====== RECORD LIST

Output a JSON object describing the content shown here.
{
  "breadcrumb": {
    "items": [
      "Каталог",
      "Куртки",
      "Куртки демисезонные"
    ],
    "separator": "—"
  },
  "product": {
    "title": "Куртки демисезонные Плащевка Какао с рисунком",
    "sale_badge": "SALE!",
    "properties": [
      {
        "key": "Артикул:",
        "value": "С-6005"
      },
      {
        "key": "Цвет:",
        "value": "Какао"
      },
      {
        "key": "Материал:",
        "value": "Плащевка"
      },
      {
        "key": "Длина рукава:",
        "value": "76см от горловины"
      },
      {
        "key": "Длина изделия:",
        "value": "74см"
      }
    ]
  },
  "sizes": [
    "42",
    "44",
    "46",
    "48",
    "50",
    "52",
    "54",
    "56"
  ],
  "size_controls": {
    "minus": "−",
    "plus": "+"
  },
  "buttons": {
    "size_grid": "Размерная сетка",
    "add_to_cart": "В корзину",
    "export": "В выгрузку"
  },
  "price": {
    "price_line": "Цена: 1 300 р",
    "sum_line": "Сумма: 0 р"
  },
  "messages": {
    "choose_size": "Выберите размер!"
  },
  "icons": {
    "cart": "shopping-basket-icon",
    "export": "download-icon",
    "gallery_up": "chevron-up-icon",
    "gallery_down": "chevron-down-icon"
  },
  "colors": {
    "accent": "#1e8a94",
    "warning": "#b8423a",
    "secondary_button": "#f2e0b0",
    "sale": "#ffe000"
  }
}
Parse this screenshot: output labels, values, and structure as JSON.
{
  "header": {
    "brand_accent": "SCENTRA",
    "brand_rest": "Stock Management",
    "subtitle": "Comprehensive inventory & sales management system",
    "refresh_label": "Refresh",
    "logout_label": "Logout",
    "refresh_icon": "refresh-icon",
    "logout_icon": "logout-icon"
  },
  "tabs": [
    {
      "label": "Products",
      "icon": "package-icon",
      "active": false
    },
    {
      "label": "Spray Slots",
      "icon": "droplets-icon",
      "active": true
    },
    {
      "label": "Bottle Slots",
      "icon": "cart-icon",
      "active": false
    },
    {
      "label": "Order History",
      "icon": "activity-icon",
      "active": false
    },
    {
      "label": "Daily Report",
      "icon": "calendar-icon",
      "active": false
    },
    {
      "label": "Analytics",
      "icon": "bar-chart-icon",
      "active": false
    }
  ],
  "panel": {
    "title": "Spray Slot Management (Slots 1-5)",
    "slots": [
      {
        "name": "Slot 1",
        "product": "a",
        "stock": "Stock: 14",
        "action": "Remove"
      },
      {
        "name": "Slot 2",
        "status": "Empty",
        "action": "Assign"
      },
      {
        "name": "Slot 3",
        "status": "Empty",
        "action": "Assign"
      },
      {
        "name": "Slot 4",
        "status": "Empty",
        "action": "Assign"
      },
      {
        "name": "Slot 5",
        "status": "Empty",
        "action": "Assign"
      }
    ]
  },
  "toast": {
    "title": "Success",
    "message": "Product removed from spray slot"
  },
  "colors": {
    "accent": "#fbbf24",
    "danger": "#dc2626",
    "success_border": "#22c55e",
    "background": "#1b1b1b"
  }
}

============

Give back exactly the lines from the line holding "Parse this screenshot: output" through the last line of the listing, including both.

Parse this screenshot: output labels, values, and structure as JSON.
{
  "header": {
    "brand_accent": "SCENTRA",
    "brand_rest": "Stock Management",
    "subtitle": "Comprehensive inventory & sales management system",
    "refresh_label": "Refresh",
    "logout_label": "Logout",
    "refresh_icon": "refresh-icon",
    "logout_icon": "logout-icon"
  },
  "tabs": [
    {
      "label": "Products",
      "icon": "package-icon",
      "active": false
    },
    {
      "label": "Spray Slots",
      "icon": "droplets-icon",
      "active": true
    },
    {
      "label": "Bottle Slots",
      "icon": "cart-icon",
      "active": false
    },
    {
      "label": "Order History",
      "icon": "activity-icon",
      "active": false
    },
    {
      "label": "Daily Report",
      "icon": "calendar-icon",
      "active": false
    },
    {
      "label": "Analytics",
      "icon": "bar-chart-icon",
      "active": false
    }
  ],
  "panel": {
    "title": "Spray Slot Management (Slots 1-5)",
    "slots": [
      {
        "name": "Slot 1",
        "product": "a",
        "stock": "Stock: 14",
        "action": "Remove"
      },
      {
        "name": "Slot 2",
        "status": "Empty",
        "action": "Assign"
      },
      {
        "name": "Slot 3",
        "status": "Empty",
        "action": "Assign"
      },
      {
        "name": "Slot 4",
        "status": "Empty",
        "action": "Assign"
      },
      {
        "name": "Slot 5",
        "status": "Empty",
        "action": "Assign"
      }
    ]
  },
  "toast": {
    "title": "Success",
    "message": "Product removed from spray slot"
  },
  "colors": {
    "accent": "#fbbf24",
    "danger": "#dc2626",
    "success_border": "#22c55e",
    "background": "#1b1b1b"
  }
}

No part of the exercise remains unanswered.